>> Begin Record extracts

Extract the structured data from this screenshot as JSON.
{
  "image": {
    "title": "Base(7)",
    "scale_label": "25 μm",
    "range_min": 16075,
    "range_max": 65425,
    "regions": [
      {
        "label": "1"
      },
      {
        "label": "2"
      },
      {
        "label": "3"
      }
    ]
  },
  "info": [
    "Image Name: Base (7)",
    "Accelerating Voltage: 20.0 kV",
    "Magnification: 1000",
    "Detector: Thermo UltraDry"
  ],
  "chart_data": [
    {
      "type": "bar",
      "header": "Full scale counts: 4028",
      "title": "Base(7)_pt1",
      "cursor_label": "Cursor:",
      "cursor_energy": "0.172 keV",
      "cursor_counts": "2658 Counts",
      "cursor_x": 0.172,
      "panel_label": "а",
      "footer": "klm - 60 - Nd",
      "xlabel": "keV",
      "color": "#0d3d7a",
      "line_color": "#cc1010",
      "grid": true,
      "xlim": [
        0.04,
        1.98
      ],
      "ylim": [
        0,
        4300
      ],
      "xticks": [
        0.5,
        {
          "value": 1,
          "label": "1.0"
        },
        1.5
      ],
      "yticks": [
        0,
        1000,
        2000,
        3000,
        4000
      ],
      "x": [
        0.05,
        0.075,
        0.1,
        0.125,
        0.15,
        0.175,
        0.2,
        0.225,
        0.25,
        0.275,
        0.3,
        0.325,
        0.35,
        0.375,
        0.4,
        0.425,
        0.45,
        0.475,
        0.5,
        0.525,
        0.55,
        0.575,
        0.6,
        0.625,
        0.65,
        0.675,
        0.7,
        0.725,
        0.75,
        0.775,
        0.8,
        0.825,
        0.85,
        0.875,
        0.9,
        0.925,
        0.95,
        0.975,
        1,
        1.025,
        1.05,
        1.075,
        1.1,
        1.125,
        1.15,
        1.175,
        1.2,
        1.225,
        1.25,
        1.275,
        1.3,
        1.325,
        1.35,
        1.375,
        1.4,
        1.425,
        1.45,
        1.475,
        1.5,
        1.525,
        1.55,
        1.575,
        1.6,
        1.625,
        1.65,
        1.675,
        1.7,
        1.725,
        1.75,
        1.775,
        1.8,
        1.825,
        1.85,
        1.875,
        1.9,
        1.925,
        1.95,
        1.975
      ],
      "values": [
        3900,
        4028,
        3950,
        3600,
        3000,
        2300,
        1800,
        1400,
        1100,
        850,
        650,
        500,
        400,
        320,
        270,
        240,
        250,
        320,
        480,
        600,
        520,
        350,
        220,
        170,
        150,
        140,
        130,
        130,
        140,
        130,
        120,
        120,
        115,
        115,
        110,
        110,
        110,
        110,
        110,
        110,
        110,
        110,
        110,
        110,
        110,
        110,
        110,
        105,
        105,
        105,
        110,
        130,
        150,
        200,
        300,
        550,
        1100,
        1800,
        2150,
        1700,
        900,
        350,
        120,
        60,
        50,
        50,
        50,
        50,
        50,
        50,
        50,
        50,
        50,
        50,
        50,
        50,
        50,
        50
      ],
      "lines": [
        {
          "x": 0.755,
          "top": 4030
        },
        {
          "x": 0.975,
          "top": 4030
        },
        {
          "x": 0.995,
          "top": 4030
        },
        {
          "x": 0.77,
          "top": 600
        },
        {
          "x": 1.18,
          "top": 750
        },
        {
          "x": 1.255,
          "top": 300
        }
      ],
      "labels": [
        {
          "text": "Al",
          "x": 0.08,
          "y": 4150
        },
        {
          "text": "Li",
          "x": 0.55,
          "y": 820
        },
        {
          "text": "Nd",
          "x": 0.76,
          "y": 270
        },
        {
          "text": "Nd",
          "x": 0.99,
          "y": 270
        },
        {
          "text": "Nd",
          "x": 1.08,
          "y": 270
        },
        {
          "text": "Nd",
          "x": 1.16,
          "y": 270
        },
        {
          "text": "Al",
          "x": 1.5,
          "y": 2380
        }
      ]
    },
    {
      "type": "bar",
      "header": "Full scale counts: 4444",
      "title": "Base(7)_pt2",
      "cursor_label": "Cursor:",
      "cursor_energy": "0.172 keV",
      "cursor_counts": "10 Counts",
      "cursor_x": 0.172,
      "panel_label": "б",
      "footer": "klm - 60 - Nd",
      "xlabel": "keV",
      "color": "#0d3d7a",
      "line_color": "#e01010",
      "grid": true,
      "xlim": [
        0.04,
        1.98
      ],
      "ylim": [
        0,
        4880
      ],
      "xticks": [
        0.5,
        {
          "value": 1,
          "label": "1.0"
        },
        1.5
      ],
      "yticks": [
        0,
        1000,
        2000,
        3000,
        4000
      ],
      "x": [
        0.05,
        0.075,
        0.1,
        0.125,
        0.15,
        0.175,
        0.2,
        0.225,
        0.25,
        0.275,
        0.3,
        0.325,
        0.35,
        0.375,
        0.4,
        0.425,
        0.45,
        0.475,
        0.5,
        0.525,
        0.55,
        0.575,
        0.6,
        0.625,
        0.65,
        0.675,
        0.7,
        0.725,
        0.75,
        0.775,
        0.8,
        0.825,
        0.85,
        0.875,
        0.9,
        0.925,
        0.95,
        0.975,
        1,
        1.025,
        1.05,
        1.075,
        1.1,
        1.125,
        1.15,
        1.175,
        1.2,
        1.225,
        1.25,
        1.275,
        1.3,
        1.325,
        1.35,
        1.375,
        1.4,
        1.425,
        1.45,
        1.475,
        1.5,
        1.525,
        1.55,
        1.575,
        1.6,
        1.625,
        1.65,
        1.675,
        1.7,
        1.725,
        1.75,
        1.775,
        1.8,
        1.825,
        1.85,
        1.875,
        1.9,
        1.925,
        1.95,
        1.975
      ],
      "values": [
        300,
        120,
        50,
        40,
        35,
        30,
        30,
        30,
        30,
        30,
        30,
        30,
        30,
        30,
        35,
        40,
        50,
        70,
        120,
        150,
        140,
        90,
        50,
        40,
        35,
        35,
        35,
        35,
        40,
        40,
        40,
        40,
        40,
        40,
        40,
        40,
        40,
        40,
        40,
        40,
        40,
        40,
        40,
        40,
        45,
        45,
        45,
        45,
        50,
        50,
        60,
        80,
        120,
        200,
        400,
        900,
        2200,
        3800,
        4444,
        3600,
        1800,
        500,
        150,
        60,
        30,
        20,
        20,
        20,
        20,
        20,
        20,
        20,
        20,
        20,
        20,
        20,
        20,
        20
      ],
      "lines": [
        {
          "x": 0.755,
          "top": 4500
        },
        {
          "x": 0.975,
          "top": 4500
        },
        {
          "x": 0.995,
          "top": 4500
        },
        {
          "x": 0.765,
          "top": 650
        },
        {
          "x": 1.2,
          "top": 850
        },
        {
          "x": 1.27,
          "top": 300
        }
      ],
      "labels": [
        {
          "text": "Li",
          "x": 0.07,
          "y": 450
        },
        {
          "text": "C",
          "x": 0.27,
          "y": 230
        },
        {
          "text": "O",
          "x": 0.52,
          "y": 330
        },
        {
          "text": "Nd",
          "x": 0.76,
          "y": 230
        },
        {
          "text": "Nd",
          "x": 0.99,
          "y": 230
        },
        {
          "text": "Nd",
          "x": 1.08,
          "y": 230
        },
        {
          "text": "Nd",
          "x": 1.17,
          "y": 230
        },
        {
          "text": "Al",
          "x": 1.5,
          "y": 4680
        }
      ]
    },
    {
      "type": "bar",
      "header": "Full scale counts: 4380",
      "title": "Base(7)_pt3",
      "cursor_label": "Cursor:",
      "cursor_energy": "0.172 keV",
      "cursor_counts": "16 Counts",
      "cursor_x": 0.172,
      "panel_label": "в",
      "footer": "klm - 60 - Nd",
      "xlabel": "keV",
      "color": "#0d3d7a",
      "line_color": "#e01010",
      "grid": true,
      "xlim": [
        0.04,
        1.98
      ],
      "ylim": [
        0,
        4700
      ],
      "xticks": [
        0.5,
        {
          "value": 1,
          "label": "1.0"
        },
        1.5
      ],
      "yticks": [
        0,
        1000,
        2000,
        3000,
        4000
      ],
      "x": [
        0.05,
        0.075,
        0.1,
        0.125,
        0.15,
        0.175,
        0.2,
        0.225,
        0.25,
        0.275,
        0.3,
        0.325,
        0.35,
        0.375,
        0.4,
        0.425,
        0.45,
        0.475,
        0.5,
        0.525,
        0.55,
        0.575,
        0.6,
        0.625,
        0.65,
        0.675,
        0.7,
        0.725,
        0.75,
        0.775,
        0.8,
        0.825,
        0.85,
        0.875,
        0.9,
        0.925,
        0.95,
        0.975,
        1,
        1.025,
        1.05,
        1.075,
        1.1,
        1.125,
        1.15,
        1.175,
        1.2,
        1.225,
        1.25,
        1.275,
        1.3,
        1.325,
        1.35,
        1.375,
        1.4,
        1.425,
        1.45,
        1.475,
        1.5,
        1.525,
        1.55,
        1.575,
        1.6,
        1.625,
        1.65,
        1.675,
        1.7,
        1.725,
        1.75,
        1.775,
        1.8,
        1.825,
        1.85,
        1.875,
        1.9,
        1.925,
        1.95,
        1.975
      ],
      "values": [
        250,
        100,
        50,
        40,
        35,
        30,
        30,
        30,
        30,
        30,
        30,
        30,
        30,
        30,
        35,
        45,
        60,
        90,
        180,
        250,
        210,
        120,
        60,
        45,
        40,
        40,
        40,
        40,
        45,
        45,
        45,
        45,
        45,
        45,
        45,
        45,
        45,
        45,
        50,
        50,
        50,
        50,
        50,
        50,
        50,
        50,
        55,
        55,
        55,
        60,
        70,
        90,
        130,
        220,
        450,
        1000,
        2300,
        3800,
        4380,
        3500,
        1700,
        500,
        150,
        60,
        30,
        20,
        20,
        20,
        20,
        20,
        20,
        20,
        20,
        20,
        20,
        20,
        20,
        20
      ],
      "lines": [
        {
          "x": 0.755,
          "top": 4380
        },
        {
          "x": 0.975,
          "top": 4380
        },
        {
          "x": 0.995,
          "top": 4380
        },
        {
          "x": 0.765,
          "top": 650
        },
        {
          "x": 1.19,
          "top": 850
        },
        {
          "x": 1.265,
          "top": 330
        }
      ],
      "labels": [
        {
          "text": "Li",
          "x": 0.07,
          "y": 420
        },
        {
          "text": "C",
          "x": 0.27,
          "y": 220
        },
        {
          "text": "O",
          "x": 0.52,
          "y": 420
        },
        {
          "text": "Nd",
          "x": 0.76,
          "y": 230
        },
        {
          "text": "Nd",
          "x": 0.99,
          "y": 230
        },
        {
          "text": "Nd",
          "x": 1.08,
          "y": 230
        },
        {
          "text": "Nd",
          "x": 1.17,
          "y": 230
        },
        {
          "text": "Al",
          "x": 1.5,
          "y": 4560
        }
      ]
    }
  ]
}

>> End Record extracts

Copy each line that holds the word "title".

- [Answer for this exercise]:
    "title": "Base(7)",
      "title": "Base(7)_pt1",
      "title": "Base(7)_pt2",
      "title": "Base(7)_pt3",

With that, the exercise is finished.